Saved entries
▼

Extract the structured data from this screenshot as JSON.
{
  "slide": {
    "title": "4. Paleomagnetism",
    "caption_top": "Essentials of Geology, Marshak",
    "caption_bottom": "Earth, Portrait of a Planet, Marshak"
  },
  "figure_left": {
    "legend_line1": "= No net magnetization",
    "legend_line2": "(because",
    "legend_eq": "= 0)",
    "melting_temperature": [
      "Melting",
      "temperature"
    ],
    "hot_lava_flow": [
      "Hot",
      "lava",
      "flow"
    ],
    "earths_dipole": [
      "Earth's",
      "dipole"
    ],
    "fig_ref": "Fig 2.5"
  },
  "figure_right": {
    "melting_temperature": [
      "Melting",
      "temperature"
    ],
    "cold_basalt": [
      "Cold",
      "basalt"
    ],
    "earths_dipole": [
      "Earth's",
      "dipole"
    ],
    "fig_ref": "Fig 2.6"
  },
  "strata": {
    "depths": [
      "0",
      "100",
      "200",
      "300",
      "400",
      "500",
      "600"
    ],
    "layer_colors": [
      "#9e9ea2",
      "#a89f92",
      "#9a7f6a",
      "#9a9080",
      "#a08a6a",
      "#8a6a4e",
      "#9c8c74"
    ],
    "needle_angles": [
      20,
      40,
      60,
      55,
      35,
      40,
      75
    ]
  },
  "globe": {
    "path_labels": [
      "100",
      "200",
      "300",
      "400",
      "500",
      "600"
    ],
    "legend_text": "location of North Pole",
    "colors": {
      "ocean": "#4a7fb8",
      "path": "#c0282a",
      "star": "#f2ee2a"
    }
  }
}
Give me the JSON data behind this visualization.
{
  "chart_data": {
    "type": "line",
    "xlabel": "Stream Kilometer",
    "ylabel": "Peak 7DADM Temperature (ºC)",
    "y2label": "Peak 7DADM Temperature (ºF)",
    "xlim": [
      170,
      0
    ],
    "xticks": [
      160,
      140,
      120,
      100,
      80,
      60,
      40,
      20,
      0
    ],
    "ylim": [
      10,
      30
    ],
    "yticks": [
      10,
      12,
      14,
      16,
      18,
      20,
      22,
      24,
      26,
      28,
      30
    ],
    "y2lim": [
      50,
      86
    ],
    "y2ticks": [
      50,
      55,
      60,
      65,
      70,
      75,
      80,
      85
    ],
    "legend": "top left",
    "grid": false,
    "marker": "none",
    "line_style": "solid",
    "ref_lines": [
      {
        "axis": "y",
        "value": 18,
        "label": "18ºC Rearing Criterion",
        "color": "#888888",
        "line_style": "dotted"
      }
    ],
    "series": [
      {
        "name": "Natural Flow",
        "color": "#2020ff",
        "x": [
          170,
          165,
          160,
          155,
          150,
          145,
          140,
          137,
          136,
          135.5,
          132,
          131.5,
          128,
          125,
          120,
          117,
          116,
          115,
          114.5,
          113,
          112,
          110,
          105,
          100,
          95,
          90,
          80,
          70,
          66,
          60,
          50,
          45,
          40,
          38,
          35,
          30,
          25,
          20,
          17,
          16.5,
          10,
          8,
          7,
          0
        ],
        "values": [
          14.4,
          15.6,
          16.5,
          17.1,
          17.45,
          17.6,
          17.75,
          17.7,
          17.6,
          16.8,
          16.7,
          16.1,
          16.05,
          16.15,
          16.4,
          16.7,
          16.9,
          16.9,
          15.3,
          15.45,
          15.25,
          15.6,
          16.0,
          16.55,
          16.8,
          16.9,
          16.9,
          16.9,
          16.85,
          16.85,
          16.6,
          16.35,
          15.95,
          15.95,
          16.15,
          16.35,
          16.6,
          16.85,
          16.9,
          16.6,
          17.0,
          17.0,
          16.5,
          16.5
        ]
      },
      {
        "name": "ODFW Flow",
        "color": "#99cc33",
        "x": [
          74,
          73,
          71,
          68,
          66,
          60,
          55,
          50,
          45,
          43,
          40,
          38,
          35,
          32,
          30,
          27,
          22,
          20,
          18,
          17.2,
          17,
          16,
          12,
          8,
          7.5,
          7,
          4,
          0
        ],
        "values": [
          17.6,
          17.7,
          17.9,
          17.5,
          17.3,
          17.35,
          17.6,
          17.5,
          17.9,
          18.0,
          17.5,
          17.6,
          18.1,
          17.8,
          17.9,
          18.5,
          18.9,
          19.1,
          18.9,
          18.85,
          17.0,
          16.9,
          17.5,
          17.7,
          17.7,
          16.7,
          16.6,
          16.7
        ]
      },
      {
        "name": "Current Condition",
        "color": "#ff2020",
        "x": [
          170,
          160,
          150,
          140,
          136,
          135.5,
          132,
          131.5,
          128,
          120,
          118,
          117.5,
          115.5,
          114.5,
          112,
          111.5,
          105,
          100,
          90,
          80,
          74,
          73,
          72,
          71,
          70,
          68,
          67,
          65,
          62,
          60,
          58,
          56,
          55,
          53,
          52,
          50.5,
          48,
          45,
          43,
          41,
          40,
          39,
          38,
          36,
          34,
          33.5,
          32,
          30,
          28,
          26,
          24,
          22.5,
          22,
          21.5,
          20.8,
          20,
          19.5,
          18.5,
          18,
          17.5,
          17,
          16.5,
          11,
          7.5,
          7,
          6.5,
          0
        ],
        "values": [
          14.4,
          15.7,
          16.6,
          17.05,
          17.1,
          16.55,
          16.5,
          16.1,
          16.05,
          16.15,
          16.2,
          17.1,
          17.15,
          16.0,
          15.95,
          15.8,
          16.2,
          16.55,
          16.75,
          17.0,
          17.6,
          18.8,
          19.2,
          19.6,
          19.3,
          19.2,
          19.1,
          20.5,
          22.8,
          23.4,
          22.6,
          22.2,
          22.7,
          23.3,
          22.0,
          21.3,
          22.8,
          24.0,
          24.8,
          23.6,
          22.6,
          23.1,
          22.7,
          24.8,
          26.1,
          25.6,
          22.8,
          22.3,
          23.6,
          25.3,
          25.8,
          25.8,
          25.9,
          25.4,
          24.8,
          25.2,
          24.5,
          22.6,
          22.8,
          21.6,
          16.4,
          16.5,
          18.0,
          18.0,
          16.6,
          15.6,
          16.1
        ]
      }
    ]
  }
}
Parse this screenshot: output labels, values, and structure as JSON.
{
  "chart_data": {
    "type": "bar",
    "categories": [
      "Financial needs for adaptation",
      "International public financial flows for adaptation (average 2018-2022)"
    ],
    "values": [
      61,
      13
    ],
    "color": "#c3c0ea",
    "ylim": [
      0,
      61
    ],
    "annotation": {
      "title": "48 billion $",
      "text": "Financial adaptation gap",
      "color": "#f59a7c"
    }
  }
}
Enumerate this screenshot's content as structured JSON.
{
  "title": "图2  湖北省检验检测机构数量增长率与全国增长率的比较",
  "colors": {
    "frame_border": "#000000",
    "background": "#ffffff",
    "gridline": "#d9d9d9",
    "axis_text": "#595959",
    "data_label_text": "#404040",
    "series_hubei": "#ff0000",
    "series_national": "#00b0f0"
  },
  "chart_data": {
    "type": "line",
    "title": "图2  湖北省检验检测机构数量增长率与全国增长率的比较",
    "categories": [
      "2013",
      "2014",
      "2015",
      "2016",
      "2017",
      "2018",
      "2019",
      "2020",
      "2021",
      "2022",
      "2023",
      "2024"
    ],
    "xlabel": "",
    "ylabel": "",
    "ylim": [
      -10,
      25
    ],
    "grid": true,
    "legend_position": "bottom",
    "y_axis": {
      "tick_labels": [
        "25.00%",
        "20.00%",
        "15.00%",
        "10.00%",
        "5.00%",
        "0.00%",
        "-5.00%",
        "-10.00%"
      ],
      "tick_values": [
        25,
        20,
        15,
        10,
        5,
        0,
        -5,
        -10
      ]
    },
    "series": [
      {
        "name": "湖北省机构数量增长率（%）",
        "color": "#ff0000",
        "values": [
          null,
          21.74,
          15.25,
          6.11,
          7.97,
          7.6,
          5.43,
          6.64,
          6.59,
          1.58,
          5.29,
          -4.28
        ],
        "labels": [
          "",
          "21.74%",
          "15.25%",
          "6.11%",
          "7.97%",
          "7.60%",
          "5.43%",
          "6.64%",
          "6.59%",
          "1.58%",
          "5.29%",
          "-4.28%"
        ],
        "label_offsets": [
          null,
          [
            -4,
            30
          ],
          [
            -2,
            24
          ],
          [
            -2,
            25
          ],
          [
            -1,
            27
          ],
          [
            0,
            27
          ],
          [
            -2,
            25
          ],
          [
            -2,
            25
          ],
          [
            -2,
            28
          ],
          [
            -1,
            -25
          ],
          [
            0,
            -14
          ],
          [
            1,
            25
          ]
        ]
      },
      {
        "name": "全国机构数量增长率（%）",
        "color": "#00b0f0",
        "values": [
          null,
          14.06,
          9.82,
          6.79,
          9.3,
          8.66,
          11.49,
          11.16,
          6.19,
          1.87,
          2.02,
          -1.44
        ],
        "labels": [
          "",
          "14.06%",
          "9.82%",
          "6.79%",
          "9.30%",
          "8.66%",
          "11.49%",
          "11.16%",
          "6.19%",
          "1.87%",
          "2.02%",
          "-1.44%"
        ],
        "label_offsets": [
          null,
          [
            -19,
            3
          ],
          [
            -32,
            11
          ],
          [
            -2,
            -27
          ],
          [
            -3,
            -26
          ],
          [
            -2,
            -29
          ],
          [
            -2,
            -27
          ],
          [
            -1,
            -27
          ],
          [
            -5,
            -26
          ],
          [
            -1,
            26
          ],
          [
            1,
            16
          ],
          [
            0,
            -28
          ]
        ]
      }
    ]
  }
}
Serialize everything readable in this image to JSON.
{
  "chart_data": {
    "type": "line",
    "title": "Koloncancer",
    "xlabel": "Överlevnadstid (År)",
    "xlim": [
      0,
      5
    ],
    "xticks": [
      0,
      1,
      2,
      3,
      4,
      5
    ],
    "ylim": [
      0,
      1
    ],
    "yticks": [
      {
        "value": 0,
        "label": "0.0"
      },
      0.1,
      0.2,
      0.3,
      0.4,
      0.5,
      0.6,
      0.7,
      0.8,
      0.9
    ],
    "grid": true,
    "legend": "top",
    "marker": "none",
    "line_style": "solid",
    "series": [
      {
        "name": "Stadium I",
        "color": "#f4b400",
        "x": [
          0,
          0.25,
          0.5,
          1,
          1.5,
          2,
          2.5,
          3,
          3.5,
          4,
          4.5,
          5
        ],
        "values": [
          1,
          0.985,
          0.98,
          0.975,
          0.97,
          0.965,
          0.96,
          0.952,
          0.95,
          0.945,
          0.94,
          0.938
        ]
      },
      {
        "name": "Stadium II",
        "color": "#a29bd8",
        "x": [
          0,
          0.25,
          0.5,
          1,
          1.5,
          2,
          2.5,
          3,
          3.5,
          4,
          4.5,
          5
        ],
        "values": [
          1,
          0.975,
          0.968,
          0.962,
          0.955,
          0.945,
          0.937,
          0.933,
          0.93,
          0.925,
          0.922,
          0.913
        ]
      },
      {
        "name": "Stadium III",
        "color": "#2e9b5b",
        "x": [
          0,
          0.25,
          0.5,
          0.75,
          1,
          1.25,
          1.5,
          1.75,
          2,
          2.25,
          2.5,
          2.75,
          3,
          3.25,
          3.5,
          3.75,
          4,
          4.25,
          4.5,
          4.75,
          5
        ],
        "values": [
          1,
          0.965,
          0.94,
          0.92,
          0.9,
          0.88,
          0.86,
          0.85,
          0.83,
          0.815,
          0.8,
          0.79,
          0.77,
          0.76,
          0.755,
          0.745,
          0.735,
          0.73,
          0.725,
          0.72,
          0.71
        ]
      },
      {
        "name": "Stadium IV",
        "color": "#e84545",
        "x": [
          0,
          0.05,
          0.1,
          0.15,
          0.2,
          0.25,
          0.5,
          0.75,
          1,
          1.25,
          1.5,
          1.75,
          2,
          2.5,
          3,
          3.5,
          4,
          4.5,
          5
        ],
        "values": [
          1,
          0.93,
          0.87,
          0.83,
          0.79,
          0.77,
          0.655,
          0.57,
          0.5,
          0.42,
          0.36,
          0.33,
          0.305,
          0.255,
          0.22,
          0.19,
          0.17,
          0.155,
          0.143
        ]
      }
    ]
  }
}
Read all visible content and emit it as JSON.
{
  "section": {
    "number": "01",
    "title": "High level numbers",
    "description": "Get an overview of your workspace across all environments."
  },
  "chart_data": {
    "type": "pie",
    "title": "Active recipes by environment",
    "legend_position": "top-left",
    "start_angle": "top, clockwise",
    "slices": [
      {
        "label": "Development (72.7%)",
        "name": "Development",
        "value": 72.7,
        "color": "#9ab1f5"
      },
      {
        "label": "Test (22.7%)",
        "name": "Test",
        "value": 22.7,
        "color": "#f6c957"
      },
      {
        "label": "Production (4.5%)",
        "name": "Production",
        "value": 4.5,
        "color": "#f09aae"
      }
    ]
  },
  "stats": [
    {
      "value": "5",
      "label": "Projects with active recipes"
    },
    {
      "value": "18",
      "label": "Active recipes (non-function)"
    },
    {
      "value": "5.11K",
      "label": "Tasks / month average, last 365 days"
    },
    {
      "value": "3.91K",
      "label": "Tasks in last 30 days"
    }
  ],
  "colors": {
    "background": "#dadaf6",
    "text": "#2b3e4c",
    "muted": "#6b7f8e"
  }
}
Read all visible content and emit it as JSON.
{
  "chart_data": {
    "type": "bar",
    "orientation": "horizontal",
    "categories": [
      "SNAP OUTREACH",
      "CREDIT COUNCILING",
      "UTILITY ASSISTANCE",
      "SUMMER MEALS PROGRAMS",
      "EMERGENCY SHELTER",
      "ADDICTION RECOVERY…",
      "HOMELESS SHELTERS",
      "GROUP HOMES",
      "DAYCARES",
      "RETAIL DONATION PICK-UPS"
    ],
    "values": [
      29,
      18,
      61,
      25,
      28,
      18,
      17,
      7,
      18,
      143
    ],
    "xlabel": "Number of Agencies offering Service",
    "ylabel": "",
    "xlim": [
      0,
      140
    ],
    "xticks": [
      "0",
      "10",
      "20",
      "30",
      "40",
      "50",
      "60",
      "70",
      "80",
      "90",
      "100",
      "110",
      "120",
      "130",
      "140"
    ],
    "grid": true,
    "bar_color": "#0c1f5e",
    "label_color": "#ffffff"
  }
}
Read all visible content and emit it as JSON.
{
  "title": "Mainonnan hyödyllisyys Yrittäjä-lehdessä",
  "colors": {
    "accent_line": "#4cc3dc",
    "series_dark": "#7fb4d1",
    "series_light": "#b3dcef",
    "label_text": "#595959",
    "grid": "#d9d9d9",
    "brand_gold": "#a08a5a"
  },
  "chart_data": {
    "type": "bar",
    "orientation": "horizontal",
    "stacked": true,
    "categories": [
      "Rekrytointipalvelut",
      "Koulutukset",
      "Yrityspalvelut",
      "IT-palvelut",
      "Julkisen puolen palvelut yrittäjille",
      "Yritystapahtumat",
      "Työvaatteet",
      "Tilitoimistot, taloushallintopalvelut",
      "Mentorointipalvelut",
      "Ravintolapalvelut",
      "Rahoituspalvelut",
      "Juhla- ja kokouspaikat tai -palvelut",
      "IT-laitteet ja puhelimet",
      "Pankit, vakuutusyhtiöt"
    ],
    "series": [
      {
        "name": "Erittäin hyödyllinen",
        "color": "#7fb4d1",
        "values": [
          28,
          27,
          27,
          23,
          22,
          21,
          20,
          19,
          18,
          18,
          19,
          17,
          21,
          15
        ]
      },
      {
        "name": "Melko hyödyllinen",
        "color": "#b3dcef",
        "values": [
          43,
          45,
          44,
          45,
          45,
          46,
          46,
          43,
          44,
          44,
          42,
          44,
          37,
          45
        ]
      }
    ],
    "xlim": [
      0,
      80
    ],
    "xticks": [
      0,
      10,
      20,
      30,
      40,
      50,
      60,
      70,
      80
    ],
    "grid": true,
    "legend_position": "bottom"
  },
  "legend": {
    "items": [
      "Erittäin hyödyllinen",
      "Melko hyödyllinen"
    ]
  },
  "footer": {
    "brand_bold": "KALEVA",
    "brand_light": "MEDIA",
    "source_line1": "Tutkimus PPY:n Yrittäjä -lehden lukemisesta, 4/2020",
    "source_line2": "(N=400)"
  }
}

▲

> GIVEN REQUEST:
Above are records; say how many of their lines contain the word "Yrittäjä", giving only the number.

> REPLY:
2